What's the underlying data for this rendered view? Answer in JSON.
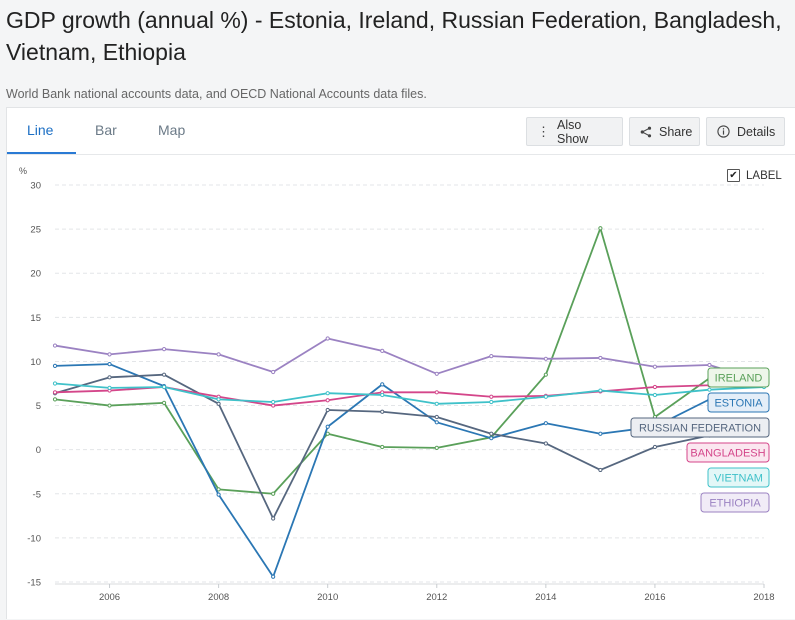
{
  "header": {
    "title": "GDP growth (annual %) - Estonia, Ireland, Russian Federation, Bangladesh, Vietnam, Ethiopia",
    "source": "World Bank national accounts data, and OECD National Accounts data files."
  },
  "tabs": [
    {
      "label": "Line",
      "active": true
    },
    {
      "label": "Bar",
      "active": false
    },
    {
      "label": "Map",
      "active": false
    }
  ],
  "toolbar": {
    "also_show": "Also Show",
    "share": "Share",
    "details": "Details"
  },
  "label_toggle": {
    "label": "LABEL",
    "checked": true
  },
  "chart_data": {
    "type": "line",
    "ylabel": "%",
    "ylim": [
      -15,
      30
    ],
    "yticks": [
      -15,
      -10,
      -5,
      0,
      5,
      10,
      15,
      20,
      25,
      30
    ],
    "xlim": [
      2005,
      2018
    ],
    "xticks": [
      2006,
      2008,
      2010,
      2012,
      2014,
      2016,
      2018
    ],
    "grid": "horizontal-dashed",
    "x": [
      2005,
      2006,
      2007,
      2008,
      2009,
      2010,
      2011,
      2012,
      2013,
      2014,
      2015,
      2016,
      2017,
      2018
    ],
    "series": [
      {
        "name": "IRELAND",
        "color": "#5aa05a",
        "label_bg": "#eef6ea",
        "values": [
          5.7,
          5.0,
          5.3,
          -4.5,
          -5.0,
          1.8,
          0.3,
          0.2,
          1.4,
          8.5,
          25.1,
          3.7,
          8.1,
          8.2
        ]
      },
      {
        "name": "ESTONIA",
        "color": "#2b77b4",
        "label_bg": "#e4eef8",
        "values": [
          9.5,
          9.7,
          7.2,
          -5.1,
          -14.4,
          2.6,
          7.4,
          3.1,
          1.3,
          3.0,
          1.8,
          2.6,
          5.7,
          4.8
        ]
      },
      {
        "name": "RUSSIAN FEDERATION",
        "color": "#56677f",
        "label_bg": "#eceef2",
        "values": [
          6.4,
          8.2,
          8.5,
          5.2,
          -7.8,
          4.5,
          4.3,
          3.7,
          1.8,
          0.7,
          -2.3,
          0.3,
          1.6,
          2.3
        ]
      },
      {
        "name": "BANGLADESH",
        "color": "#d4468a",
        "label_bg": "#fbe7f0",
        "values": [
          6.5,
          6.7,
          7.1,
          6.0,
          5.0,
          5.6,
          6.5,
          6.5,
          6.0,
          6.1,
          6.6,
          7.1,
          7.3,
          7.9
        ]
      },
      {
        "name": "VIETNAM",
        "color": "#3fc1c9",
        "label_bg": "#e3f7f7",
        "values": [
          7.5,
          7.0,
          7.1,
          5.7,
          5.4,
          6.4,
          6.2,
          5.2,
          5.4,
          6.0,
          6.7,
          6.2,
          6.8,
          7.1
        ]
      },
      {
        "name": "ETHIOPIA",
        "color": "#9b82c2",
        "label_bg": "#f1ecf7",
        "values": [
          11.8,
          10.8,
          11.4,
          10.8,
          8.8,
          12.6,
          11.2,
          8.6,
          10.6,
          10.3,
          10.4,
          9.4,
          9.6,
          7.7
        ]
      }
    ]
  }
}
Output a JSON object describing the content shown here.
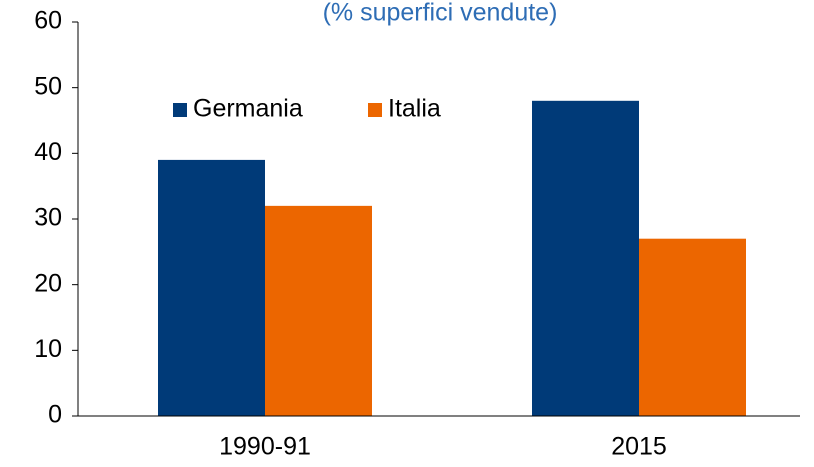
{
  "chart_data": {
    "type": "bar",
    "subtitle": "(% superfici vendute)",
    "categories": [
      "1990-91",
      "2015"
    ],
    "series": [
      {
        "name": "Germania",
        "color": "#003a78",
        "values": [
          39,
          48
        ]
      },
      {
        "name": "Italia",
        "color": "#ec6600",
        "values": [
          32,
          27
        ]
      }
    ],
    "ylim": [
      0,
      60
    ],
    "yticks": [
      0,
      10,
      20,
      30,
      40,
      50,
      60
    ],
    "grid": false,
    "legend": "top-left"
  }
}
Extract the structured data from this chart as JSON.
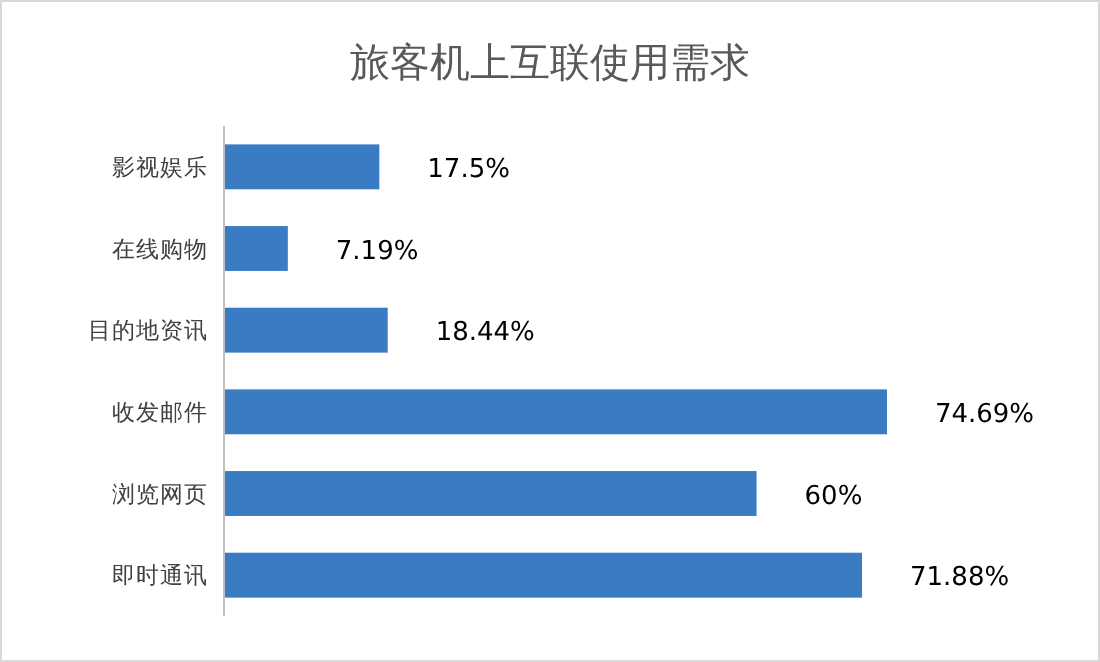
{
  "chart_data": {
    "type": "bar",
    "orientation": "horizontal",
    "title": "旅客机上互联使用需求",
    "categories": [
      "影视娱乐",
      "在线购物",
      "目的地资讯",
      "收发邮件",
      "浏览网页",
      "即时通讯"
    ],
    "values": [
      17.5,
      7.19,
      18.44,
      74.69,
      60,
      71.88
    ],
    "value_labels": [
      "17.5%",
      "7.19%",
      "18.44%",
      "74.69%",
      "60%",
      "71.88%"
    ],
    "color": "#3a7cc4"
  }
}
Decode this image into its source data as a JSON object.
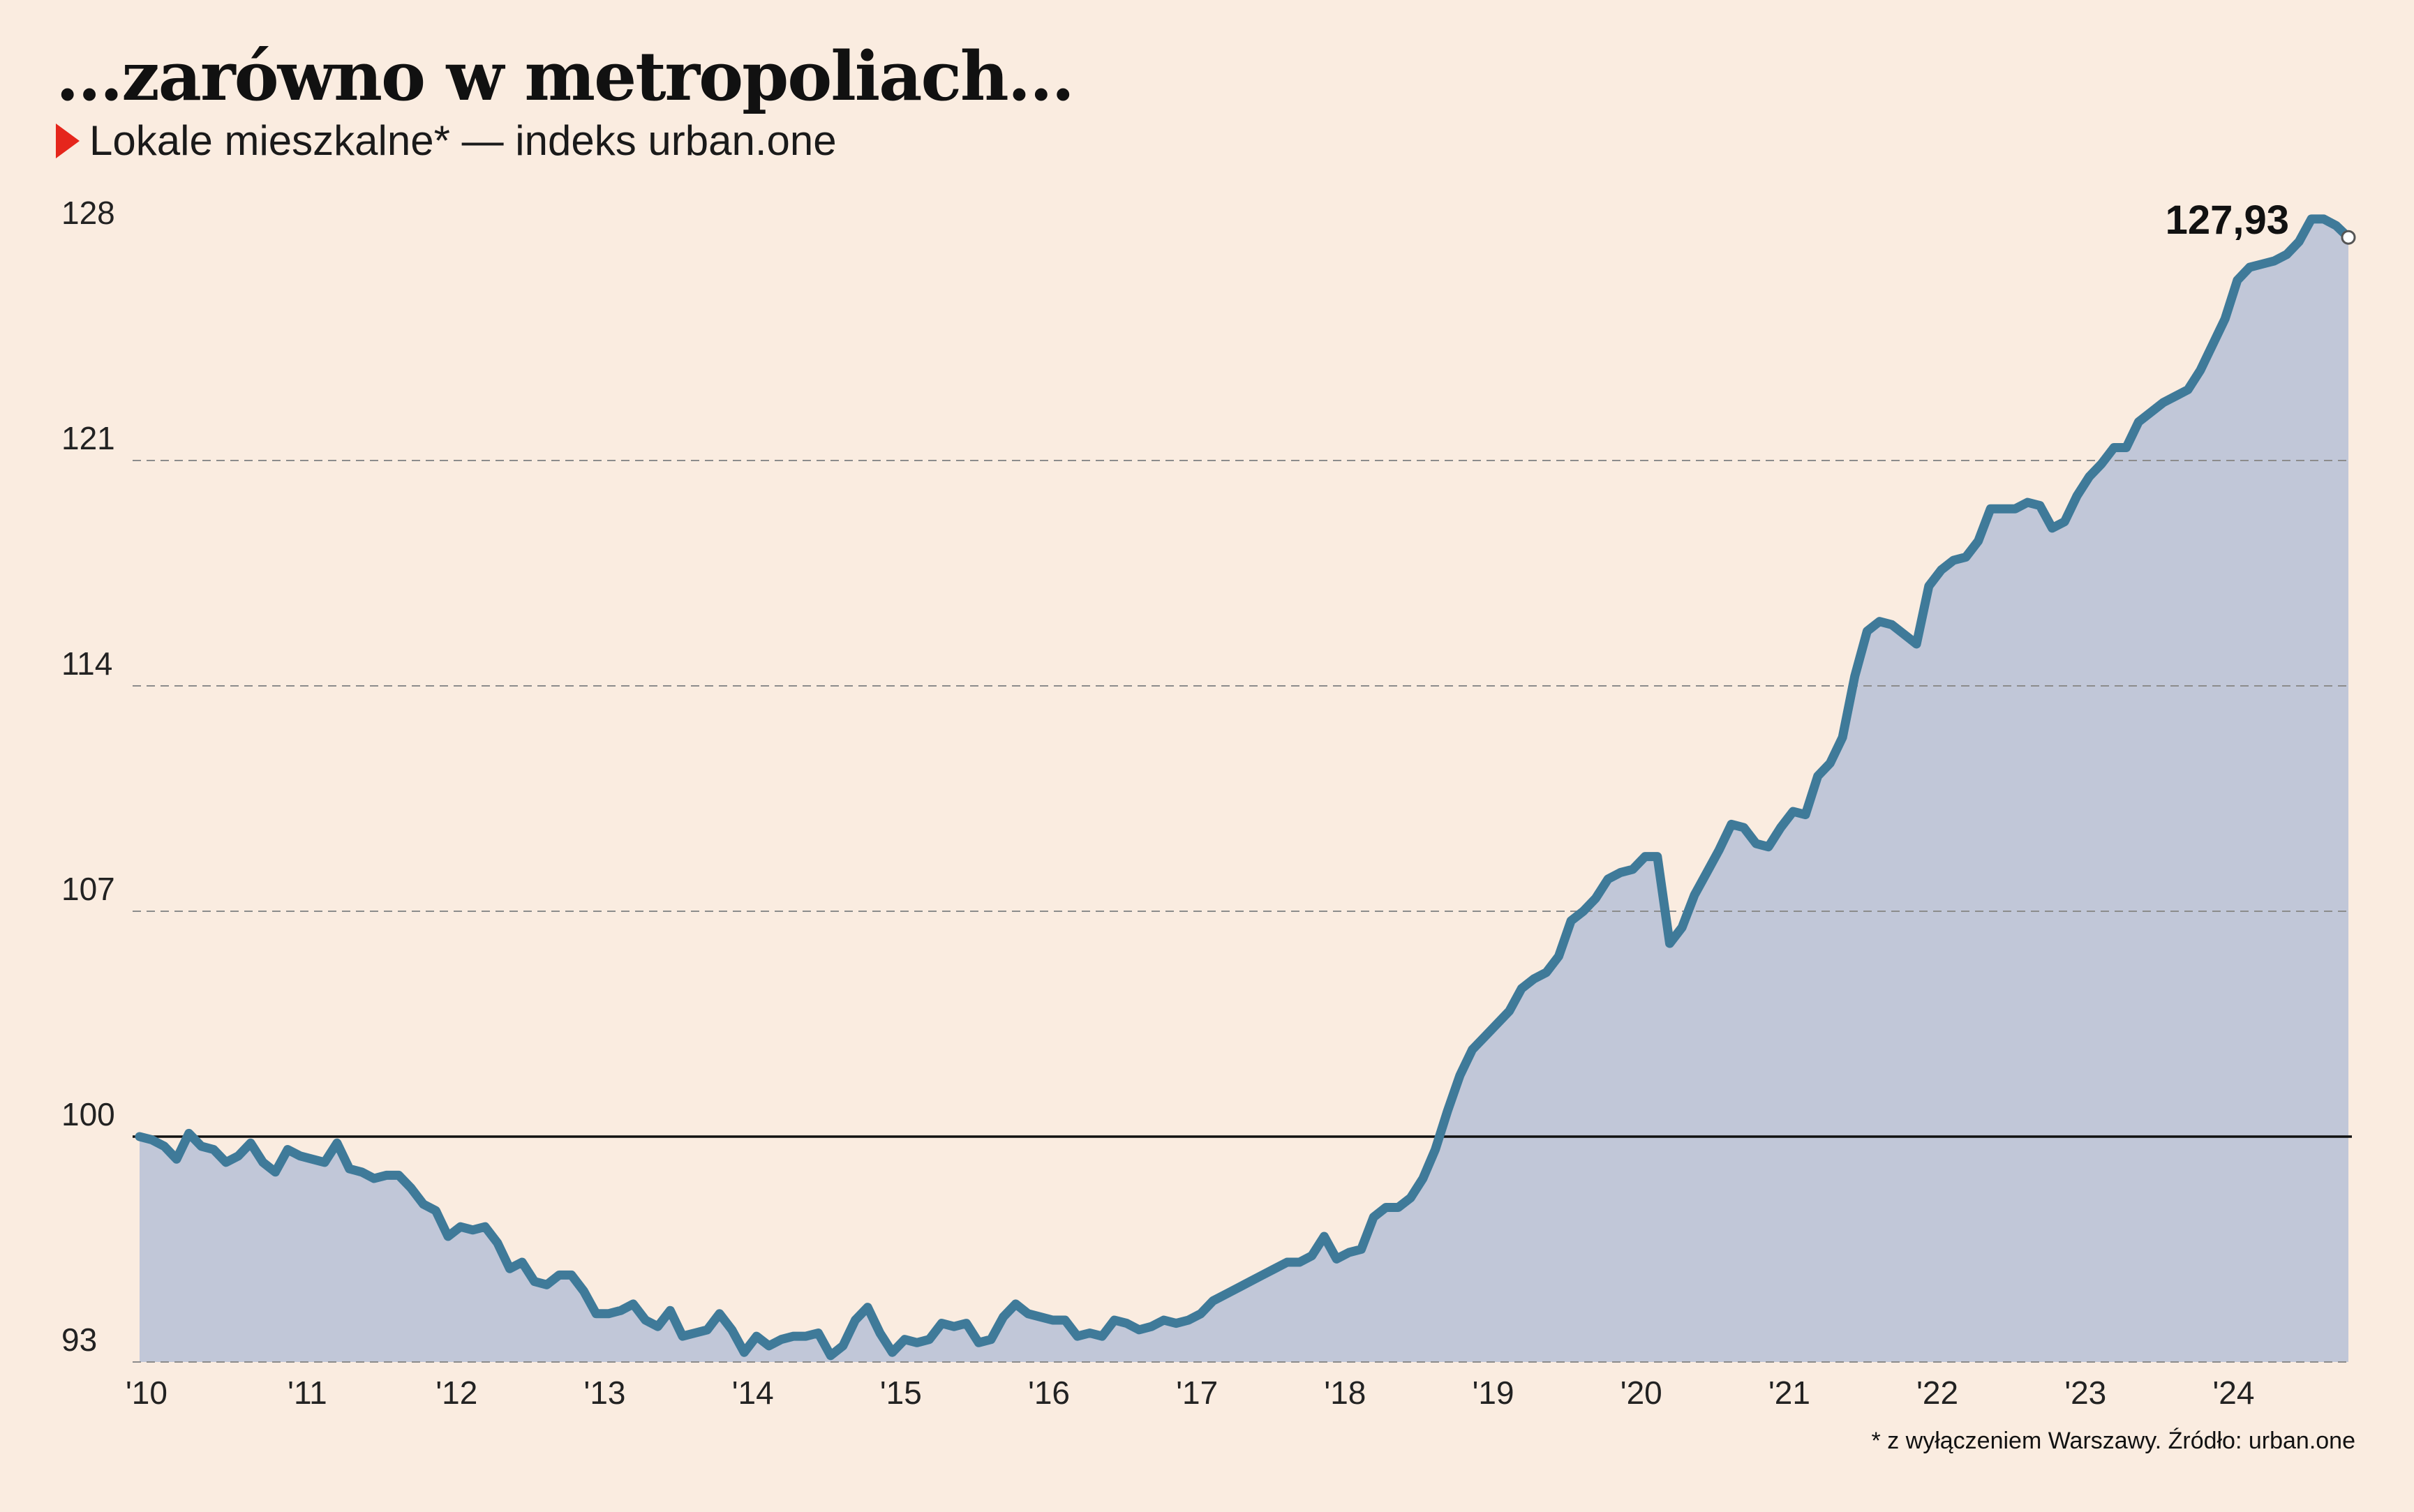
{
  "header": {
    "title": "...zarówno w metropoliach...",
    "subtitle": "Lokale mieszkalne* — indeks urban.one"
  },
  "footnote": "* z wyłączeniem Warszawy. Źródło: urban.one",
  "colors": {
    "background": "#faece0",
    "line": "#3f7a99",
    "area": "#c1c7d8",
    "marker": "#e5261c"
  },
  "chart_data": {
    "type": "area",
    "ylim": [
      93,
      128
    ],
    "yticks": [
      93,
      100,
      107,
      114,
      121,
      128
    ],
    "reference_line": 100,
    "grid": "dashed horizontal",
    "x_ticks": [
      "'10",
      "'11",
      "'12",
      "'13",
      "'14",
      "'15",
      "'16",
      "'17",
      "'18",
      "'19",
      "'20",
      "'21",
      "'22",
      "'23",
      "'24"
    ],
    "x_start_year": 2010,
    "end_label": "127,93",
    "values": [
      100.0,
      99.9,
      99.7,
      99.3,
      100.1,
      99.7,
      99.6,
      99.2,
      99.4,
      99.8,
      99.2,
      98.9,
      99.6,
      99.4,
      99.3,
      99.2,
      99.8,
      99.0,
      98.9,
      98.7,
      98.8,
      98.8,
      98.4,
      97.9,
      97.7,
      96.9,
      97.2,
      97.1,
      97.2,
      96.7,
      95.9,
      96.1,
      95.5,
      95.4,
      95.7,
      95.7,
      95.2,
      94.5,
      94.5,
      94.6,
      94.8,
      94.3,
      94.1,
      94.6,
      93.8,
      93.9,
      94.0,
      94.5,
      94.0,
      93.3,
      93.8,
      93.5,
      93.7,
      93.8,
      93.8,
      93.9,
      93.2,
      93.5,
      94.3,
      94.7,
      93.9,
      93.3,
      93.7,
      93.6,
      93.7,
      94.2,
      94.1,
      94.2,
      93.6,
      93.7,
      94.4,
      94.8,
      94.5,
      94.4,
      94.3,
      94.3,
      93.8,
      93.9,
      93.8,
      94.3,
      94.2,
      94.0,
      94.1,
      94.3,
      94.2,
      94.3,
      94.5,
      94.9,
      95.1,
      95.3,
      95.5,
      95.7,
      95.9,
      96.1,
      96.1,
      96.3,
      96.9,
      96.2,
      96.4,
      96.5,
      97.5,
      97.8,
      97.8,
      98.1,
      98.7,
      99.6,
      100.8,
      101.9,
      102.7,
      103.1,
      103.5,
      103.9,
      104.6,
      104.9,
      105.1,
      105.6,
      106.7,
      107.0,
      107.4,
      108.0,
      108.2,
      108.3,
      108.7,
      108.7,
      106.0,
      106.5,
      107.5,
      108.2,
      108.9,
      109.7,
      109.6,
      109.1,
      109.0,
      109.6,
      110.1,
      110.0,
      111.2,
      111.6,
      112.4,
      114.3,
      115.7,
      116.0,
      115.9,
      115.6,
      115.3,
      117.1,
      117.6,
      117.9,
      118.0,
      118.5,
      119.5,
      119.5,
      119.5,
      119.7,
      119.6,
      118.9,
      119.1,
      119.9,
      120.5,
      120.9,
      121.4,
      121.4,
      122.2,
      122.5,
      122.8,
      123.0,
      123.2,
      123.8,
      124.6,
      125.4,
      126.6,
      127.0,
      127.1,
      127.2,
      127.4,
      127.8,
      128.5,
      128.5,
      128.3,
      127.93
    ]
  }
}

########################################

▶ **Instructions for the task**: In the entries above, find each line with the string "horizontal" and copy it.

▶ **Solution**:
    "grid": "horizontal-dashed",
    "orientation": "horizontal",
    "grid": "dashed horizontal",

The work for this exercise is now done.